Your task is to reproduce the material exactly.

## BEGIN Task input

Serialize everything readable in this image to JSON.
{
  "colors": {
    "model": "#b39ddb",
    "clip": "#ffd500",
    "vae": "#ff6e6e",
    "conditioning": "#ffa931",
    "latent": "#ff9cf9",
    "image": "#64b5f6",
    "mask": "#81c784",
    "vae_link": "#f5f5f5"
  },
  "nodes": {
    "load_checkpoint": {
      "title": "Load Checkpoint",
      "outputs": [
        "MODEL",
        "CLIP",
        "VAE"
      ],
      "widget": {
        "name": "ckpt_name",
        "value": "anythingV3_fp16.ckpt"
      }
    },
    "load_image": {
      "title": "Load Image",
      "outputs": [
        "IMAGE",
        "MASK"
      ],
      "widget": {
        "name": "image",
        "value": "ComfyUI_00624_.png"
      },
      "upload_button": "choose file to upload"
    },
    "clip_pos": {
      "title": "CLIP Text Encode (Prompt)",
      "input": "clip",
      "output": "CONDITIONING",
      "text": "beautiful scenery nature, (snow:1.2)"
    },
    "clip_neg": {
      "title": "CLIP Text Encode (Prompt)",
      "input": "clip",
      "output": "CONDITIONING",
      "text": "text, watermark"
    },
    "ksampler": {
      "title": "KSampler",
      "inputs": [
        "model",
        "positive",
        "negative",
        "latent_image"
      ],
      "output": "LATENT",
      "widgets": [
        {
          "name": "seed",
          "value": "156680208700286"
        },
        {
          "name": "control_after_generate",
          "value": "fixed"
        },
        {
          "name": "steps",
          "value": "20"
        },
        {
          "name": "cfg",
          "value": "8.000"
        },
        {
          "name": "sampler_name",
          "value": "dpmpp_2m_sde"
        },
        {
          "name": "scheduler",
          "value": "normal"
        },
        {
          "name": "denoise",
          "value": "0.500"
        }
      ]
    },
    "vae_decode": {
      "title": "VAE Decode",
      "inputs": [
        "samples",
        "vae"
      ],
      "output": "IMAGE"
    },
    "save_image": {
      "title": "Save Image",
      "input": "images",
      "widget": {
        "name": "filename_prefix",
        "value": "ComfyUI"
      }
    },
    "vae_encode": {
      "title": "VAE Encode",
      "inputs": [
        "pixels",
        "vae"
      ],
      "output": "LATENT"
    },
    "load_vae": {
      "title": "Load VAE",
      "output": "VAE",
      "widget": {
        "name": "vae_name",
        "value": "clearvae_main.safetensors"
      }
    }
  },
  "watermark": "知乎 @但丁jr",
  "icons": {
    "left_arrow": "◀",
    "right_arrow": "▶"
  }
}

## END Task input

*Final result*
Serialize everything readable in this image to JSON.
{
  "colors": {
    "model": "#b39ddb",
    "clip": "#ffd500",
    "vae": "#ff6e6e",
    "conditioning": "#ffa931",
    "latent": "#ff9cf9",
    "image": "#64b5f6",
    "mask": "#81c784",
    "vae_link": "#f5f5f5"
  },
  "nodes": {
    "load_checkpoint": {
      "title": "Load Checkpoint",
      "outputs": [
        "MODEL",
        "CLIP",
        "VAE"
      ],
      "widget": {
        "name": "ckpt_name",
        "value": "anythingV3_fp16.ckpt"
      }
    },
    "load_image": {
      "title": "Load Image",
      "outputs": [
        "IMAGE",
        "MASK"
      ],
      "widget": {
        "name": "image",
        "value": "ComfyUI_00624_.png"
      },
      "upload_button": "choose file to upload"
    },
    "clip_pos": {
      "title": "CLIP Text Encode (Prompt)",
      "input": "clip",
      "output": "CONDITIONING",
      "text": "beautiful scenery nature, (snow:1.2)"
    },
    "clip_neg": {
      "title": "CLIP Text Encode (Prompt)",
      "input": "clip",
      "output": "CONDITIONING",
      "text": "text, watermark"
    },
    "ksampler": {
      "title": "KSampler",
      "inputs": [
        "model",
        "positive",
        "negative",
        "latent_image"
      ],
      "output": "LATENT",
      "widgets": [
        {
          "name": "seed",
          "value": "156680208700286"
        },
        {
          "name": "control_after_generate",
          "value": "fixed"
        },
        {
          "name": "steps",
          "value": "20"
        },
        {
          "name": "cfg",
          "value": "8.000"
        },
        {
          "name": "sampler_name",
          "value": "dpmpp_2m_sde"
        },
        {
          "name": "scheduler",
          "value": "normal"
        },
        {
          "name": "denoise",
          "value": "0.500"
        }
      ]
    },
    "vae_decode": {
      "title": "VAE Decode",
      "inputs": [
        "samples",
        "vae"
      ],
      "output": "IMAGE"
    },
    "save_image": {
      "title": "Save Image",
      "input": "images",
      "widget": {
        "name": "filename_prefix",
        "value": "ComfyUI"
      }
    },
    "vae_encode": {
      "title": "VAE Encode",
      "inputs": [
        "pixels",
        "vae"
      ],
      "output": "LATENT"
    },
    "load_vae": {
      "title": "Load VAE",
      "output": "VAE",
      "widget": {
        "name": "vae_name",
        "value": "clearvae_main.safetensors"
      }
    }
  },
  "watermark": "知乎 @但丁jr",
  "icons": {
    "left_arrow": "◀",
    "right_arrow": "▶"
  }
}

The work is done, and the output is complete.